"""
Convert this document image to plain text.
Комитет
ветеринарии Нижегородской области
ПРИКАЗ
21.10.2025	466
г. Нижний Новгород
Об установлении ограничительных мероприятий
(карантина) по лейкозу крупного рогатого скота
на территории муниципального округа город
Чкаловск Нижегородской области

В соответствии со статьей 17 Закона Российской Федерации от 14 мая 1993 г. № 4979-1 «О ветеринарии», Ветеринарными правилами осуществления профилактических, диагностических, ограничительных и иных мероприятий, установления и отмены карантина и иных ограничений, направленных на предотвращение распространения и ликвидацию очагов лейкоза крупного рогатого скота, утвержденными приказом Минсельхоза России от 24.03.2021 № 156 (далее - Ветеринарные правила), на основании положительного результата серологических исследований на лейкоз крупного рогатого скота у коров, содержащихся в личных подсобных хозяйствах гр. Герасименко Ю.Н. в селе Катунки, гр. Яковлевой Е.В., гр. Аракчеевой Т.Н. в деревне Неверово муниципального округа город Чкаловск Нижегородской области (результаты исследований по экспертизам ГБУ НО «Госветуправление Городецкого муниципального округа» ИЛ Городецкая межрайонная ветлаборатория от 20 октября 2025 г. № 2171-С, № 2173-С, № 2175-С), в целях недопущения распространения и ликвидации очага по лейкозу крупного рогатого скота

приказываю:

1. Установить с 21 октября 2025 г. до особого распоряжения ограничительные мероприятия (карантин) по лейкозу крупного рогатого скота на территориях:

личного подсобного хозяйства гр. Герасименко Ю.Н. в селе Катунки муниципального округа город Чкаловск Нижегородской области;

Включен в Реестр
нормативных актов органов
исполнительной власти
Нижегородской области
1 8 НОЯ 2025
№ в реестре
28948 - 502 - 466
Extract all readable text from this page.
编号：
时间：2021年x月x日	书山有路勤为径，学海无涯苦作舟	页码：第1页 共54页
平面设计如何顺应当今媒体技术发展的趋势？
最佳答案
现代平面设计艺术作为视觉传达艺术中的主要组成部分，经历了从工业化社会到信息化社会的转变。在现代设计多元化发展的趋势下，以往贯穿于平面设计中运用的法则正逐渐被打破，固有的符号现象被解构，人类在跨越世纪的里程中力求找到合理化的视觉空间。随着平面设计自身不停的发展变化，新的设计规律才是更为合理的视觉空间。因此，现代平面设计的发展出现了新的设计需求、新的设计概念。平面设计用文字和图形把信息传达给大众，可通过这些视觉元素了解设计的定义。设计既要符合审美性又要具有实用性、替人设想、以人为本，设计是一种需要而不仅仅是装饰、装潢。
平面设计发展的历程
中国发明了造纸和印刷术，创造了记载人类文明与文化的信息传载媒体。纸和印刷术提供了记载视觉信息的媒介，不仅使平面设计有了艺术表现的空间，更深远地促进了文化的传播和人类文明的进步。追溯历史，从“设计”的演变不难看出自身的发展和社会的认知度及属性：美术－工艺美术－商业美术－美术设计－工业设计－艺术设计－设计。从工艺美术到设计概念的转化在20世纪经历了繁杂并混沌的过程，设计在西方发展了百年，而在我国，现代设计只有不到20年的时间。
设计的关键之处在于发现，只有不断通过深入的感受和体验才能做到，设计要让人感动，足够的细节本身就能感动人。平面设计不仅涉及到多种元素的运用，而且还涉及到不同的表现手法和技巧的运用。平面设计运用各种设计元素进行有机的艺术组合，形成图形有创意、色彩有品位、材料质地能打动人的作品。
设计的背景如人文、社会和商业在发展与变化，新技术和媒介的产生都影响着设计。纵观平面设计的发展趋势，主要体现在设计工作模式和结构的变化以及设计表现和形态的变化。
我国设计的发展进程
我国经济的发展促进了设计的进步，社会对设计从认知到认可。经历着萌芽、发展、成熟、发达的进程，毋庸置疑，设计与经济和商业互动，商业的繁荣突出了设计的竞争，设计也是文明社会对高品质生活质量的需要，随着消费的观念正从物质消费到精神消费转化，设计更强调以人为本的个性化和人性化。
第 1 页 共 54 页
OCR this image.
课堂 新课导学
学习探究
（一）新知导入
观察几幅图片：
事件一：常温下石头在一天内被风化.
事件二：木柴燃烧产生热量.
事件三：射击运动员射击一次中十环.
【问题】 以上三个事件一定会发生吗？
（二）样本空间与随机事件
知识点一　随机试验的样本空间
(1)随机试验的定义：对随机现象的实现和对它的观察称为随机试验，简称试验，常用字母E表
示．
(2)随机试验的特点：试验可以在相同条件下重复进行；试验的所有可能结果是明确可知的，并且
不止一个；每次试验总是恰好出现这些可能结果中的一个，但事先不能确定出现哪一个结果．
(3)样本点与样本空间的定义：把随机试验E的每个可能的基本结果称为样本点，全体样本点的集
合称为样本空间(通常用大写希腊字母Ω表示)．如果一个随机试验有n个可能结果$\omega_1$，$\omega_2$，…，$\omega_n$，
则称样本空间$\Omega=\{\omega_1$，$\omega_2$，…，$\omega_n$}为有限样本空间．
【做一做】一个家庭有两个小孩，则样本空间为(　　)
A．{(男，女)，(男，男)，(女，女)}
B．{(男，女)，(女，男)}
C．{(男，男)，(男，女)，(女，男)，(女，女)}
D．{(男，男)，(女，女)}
"""
■ GOAL OF THE EXERCISE: Tally every line of the listing that holds the string "this", then give the number by itself.

■ THE ANSWER: 3